▼

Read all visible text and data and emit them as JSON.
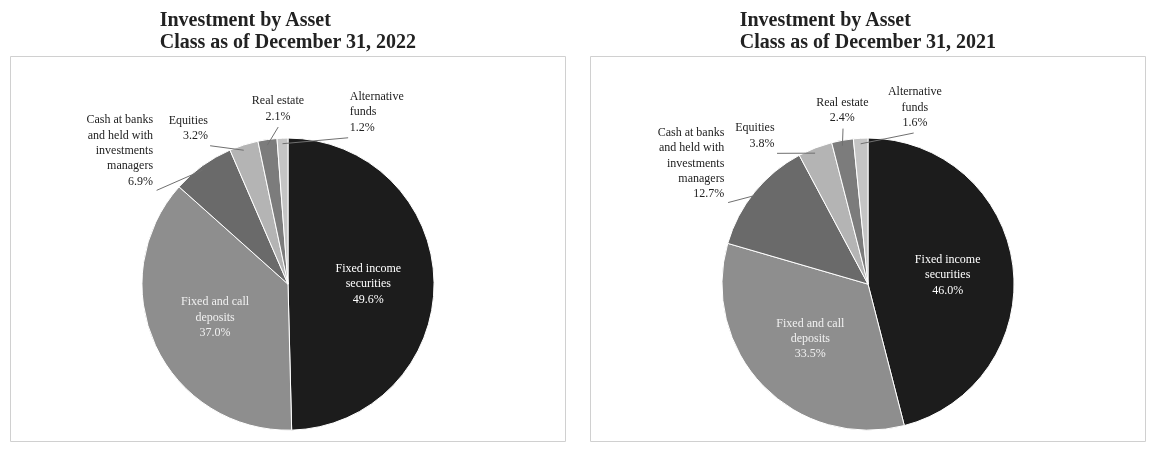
{
  "chart_data": [
    {
      "type": "pie",
      "title": "Investment by Asset\nClass as of December 31, 2022",
      "categories": [
        "Fixed income\nsecurities",
        "Fixed and call\ndeposits",
        "Cash at banks\nand held with\ninvestments\nmanagers",
        "Equities",
        "Real estate",
        "Alternative\nfunds"
      ],
      "values": [
        49.6,
        37.0,
        6.9,
        3.2,
        2.1,
        1.2
      ],
      "colors": [
        "#1c1c1c",
        "#8e8e8e",
        "#6a6a6a",
        "#b4b4b4",
        "#7c7c7c",
        "#c4c4c4"
      ],
      "value_labels": [
        "49.6%",
        "37.0%",
        "6.9%",
        "3.2%",
        "2.1%",
        "1.2%"
      ]
    },
    {
      "type": "pie",
      "title": "Investment by Asset\nClass as of December 31, 2021",
      "categories": [
        "Fixed income\nsecurities",
        "Fixed and call\ndeposits",
        "Cash at banks\nand held with\ninvestments\nmanagers",
        "Equities",
        "Real estate",
        "Alternative\nfunds"
      ],
      "values": [
        46.0,
        33.5,
        12.7,
        3.8,
        2.4,
        1.6
      ],
      "colors": [
        "#1c1c1c",
        "#8e8e8e",
        "#6a6a6a",
        "#b4b4b4",
        "#7c7c7c",
        "#c4c4c4"
      ],
      "value_labels": [
        "46.0%",
        "33.5%",
        "12.7%",
        "3.8%",
        "2.4%",
        "1.6%"
      ]
    }
  ]
}
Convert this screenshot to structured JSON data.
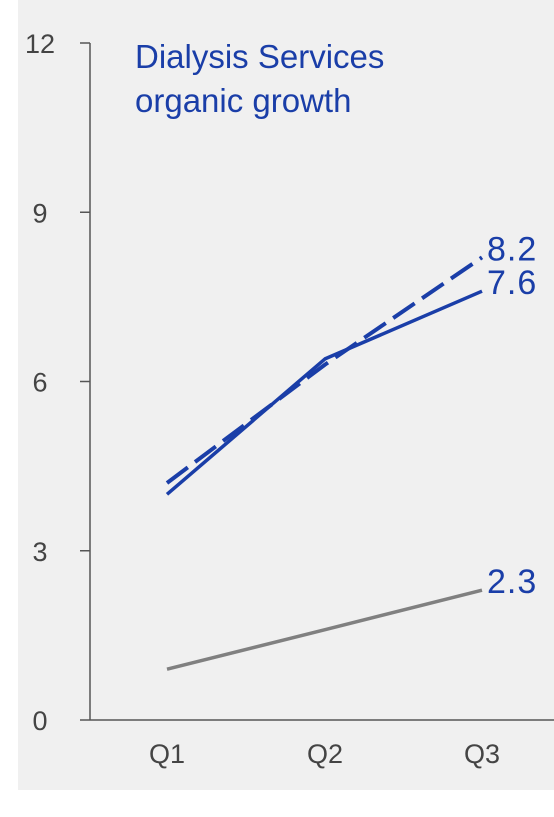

▲

* [SET TASK]: Quote the records in full and exactly; skip any image.

* [TASK RESULT]:
Read all visible text and data and emit them as JSON.
{
  "chart_data": [
    {
      "type": "pie",
      "title": "Investment by Asset\nClass as of December 31, 2022",
      "categories": [
        "Fixed income\nsecurities",
        "Fixed and call\ndeposits",
        "Cash at banks\nand held with\ninvestments\nmanagers",
        "Equities",
        "Real estate",
        "Alternative\nfunds"
      ],
      "values": [
        49.6,
        37.0,
        6.9,
        3.2,
        2.1,
        1.2
      ],
      "colors": [
        "#1c1c1c",
        "#8e8e8e",
        "#6a6a6a",
        "#b4b4b4",
        "#7c7c7c",
        "#c4c4c4"
      ],
      "value_labels": [
        "49.6%",
        "37.0%",
        "6.9%",
        "3.2%",
        "2.1%",
        "1.2%"
      ]
    },
    {
      "type": "pie",
      "title": "Investment by Asset\nClass as of December 31, 2021",
      "categories": [
        "Fixed income\nsecurities",
        "Fixed and call\ndeposits",
        "Cash at banks\nand held with\ninvestments\nmanagers",
        "Equities",
        "Real estate",
        "Alternative\nfunds"
      ],
      "values": [
        46.0,
        33.5,
        12.7,
        3.8,
        2.4,
        1.6
      ],
      "colors": [
        "#1c1c1c",
        "#8e8e8e",
        "#6a6a6a",
        "#b4b4b4",
        "#7c7c7c",
        "#c4c4c4"
      ],
      "value_labels": [
        "46.0%",
        "33.5%",
        "12.7%",
        "3.8%",
        "2.4%",
        "1.6%"
      ]
    }
  ]
}
Convert this screenshot to structured JSON data.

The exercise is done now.